=== What you have to do ===
Which lines below hold the word "this"? Report each one.

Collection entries
___

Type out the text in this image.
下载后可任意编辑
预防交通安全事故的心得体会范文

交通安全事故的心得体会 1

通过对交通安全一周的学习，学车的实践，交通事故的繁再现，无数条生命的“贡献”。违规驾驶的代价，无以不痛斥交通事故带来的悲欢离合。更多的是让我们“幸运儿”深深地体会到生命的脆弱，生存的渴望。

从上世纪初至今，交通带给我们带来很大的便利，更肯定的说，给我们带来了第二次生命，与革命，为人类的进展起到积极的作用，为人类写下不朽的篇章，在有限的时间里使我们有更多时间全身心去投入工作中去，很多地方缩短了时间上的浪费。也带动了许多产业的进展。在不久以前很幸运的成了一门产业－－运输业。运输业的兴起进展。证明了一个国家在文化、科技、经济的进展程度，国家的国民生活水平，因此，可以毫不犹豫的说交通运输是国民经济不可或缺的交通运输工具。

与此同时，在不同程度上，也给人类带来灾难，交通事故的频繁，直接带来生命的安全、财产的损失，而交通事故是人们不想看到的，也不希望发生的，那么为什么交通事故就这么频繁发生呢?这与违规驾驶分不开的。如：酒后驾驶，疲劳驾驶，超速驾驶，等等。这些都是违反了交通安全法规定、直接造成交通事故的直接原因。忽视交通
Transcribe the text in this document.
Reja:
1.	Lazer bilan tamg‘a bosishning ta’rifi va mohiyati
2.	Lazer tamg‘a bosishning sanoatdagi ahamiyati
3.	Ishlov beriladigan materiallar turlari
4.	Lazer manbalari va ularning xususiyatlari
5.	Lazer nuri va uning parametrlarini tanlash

___

=== Finished exercise ===
Type out the text in this image.
Transcribe the text in this document.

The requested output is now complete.